AIM: Gather from the material every line that contains the string "Forecast".

================================

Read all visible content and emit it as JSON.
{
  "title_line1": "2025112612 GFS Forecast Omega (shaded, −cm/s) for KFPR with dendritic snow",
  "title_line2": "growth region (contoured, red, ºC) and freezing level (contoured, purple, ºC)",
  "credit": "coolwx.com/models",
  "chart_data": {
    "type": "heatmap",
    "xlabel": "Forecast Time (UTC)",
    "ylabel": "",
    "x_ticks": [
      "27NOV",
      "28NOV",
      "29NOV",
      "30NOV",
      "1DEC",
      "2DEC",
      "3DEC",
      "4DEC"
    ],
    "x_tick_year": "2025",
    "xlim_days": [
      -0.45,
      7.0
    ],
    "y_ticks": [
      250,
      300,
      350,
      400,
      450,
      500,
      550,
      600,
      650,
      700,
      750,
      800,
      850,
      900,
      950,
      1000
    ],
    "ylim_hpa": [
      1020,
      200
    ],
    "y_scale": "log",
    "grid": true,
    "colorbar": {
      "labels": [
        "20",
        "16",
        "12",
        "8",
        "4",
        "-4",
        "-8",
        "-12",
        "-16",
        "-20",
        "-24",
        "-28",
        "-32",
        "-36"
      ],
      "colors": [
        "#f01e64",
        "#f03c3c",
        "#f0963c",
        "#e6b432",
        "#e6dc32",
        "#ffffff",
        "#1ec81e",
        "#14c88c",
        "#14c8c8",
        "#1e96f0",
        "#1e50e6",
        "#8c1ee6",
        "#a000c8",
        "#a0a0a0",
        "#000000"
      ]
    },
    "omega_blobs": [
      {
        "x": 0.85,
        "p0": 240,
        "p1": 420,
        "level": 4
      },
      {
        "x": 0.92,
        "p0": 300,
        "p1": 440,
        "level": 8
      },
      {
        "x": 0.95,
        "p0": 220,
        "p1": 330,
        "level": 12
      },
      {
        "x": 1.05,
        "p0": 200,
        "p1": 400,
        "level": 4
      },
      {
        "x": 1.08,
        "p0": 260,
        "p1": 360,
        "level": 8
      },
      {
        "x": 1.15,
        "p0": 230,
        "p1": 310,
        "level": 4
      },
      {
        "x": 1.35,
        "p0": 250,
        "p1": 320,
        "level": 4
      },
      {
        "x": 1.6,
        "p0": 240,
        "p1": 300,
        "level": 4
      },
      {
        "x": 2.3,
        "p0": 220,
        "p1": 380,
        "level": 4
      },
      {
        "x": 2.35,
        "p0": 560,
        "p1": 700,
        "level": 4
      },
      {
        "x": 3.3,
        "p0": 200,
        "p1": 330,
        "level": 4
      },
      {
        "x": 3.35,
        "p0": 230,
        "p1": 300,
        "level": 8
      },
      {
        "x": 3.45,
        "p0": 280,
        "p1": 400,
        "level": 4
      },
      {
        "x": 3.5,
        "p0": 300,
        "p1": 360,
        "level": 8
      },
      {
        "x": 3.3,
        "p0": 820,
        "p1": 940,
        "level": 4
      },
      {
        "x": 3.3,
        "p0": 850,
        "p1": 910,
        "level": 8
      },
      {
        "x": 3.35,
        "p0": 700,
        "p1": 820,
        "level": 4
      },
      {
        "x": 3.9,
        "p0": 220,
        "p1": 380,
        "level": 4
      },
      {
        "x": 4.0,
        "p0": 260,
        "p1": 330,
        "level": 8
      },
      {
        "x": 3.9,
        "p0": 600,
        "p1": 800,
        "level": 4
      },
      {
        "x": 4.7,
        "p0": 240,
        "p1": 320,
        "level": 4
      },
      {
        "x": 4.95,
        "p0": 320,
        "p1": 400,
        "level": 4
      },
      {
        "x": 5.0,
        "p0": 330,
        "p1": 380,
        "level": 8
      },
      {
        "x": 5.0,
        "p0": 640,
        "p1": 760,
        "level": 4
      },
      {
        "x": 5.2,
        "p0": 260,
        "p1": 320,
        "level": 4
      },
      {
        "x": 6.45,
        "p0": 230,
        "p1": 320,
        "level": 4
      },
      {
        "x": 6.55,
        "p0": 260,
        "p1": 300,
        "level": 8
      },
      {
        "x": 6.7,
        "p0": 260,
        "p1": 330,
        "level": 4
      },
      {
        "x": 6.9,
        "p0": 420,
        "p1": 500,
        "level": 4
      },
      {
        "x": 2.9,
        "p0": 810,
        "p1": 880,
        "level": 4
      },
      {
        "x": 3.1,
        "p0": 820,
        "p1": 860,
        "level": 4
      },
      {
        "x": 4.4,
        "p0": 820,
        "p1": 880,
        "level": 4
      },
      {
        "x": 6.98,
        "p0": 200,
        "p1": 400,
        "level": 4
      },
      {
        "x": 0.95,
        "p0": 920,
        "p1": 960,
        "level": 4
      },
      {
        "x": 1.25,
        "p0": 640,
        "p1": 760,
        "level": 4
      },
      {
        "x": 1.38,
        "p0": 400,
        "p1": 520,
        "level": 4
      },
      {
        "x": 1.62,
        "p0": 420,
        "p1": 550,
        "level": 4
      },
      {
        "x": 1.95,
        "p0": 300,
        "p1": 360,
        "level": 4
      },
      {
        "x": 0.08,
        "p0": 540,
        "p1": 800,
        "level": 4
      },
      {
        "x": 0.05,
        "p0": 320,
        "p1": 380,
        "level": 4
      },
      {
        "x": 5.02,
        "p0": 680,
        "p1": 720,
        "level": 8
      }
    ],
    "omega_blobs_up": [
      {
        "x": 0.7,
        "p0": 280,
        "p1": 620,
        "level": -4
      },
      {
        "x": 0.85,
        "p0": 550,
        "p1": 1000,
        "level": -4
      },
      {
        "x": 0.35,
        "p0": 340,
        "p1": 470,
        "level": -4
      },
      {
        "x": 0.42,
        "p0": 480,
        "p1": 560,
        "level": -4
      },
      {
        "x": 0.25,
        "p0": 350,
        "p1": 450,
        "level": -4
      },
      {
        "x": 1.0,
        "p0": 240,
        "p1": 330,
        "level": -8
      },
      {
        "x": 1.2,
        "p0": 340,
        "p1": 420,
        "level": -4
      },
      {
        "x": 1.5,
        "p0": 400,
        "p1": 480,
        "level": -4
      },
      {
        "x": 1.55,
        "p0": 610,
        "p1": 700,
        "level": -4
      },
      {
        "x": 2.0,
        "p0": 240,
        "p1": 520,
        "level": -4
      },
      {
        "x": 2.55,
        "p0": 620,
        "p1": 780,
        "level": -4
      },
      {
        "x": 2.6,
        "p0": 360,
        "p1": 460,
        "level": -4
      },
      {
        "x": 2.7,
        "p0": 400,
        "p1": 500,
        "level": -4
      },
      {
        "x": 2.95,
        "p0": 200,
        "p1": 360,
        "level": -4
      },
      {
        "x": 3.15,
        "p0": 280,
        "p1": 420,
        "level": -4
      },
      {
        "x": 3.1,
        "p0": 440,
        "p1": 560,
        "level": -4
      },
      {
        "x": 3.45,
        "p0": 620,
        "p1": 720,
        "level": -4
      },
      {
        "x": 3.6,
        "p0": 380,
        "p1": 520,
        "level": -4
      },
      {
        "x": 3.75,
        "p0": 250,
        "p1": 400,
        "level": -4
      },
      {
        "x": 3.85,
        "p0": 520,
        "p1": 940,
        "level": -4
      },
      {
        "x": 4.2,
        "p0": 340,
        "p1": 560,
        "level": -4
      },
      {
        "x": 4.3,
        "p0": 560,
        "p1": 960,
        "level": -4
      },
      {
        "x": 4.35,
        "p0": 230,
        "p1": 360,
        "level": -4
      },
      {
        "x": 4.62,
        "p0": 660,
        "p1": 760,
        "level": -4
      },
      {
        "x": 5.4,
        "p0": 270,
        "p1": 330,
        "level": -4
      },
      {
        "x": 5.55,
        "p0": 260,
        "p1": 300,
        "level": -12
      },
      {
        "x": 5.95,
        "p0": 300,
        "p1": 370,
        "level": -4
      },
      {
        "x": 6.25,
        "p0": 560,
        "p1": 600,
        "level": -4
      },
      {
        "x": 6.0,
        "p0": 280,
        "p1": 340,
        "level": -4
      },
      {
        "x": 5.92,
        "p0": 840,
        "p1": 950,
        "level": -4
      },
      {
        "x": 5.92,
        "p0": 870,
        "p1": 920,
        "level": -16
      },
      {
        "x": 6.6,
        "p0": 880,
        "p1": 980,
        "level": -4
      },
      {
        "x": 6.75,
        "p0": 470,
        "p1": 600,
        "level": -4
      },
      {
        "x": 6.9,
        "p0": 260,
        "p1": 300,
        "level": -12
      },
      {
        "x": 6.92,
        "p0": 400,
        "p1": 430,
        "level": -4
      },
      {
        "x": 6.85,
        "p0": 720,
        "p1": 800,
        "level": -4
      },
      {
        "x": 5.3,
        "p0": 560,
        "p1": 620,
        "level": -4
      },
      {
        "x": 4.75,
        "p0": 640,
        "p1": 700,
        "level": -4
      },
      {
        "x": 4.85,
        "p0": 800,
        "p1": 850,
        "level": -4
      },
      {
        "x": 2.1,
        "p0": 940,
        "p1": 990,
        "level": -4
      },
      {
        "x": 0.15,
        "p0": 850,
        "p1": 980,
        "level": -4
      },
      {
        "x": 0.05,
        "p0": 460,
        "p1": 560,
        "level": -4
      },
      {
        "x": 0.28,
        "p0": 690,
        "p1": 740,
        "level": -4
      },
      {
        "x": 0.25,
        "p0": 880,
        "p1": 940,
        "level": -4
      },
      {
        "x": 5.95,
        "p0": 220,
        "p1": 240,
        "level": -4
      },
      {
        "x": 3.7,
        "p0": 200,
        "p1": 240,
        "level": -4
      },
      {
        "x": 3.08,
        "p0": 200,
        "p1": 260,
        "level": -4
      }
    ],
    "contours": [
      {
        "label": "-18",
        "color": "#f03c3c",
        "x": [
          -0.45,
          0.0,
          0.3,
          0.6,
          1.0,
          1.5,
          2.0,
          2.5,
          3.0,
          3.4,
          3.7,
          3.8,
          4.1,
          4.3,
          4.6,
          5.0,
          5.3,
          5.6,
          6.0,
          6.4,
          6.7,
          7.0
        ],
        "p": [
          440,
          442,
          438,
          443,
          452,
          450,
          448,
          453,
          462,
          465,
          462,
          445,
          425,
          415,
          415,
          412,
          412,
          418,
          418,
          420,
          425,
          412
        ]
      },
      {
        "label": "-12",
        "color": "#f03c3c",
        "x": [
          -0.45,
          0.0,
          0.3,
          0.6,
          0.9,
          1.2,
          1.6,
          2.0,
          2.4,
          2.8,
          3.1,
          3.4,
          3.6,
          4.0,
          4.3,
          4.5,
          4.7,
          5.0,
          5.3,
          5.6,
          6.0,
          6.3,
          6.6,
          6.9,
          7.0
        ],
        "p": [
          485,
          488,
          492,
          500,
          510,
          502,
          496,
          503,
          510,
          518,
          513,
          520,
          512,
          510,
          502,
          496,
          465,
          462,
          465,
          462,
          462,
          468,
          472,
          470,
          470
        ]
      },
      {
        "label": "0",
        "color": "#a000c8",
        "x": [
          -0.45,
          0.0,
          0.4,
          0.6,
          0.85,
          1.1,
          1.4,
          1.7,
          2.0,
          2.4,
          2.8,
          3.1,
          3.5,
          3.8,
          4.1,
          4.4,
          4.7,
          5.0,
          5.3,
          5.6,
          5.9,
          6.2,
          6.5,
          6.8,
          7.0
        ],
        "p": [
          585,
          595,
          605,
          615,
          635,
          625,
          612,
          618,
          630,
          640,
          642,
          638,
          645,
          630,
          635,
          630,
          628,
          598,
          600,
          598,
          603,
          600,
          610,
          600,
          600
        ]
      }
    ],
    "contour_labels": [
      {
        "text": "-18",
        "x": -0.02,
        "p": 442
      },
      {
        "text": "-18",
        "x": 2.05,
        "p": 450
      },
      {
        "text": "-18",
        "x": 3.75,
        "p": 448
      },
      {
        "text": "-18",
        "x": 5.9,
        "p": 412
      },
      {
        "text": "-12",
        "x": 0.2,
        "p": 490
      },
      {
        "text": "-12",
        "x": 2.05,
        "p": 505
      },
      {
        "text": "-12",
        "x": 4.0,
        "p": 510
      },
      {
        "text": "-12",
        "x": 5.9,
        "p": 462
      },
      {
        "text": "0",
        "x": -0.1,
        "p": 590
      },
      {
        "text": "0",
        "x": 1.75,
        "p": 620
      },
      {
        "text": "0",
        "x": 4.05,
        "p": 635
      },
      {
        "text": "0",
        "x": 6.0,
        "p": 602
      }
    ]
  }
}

================================

FINAL ANSWER:
  "title_line1": "2025112612 GFS Forecast Omega (shaded, −cm/s) for KFPR with dendritic snow",
    "xlabel": "Forecast Time (UTC)",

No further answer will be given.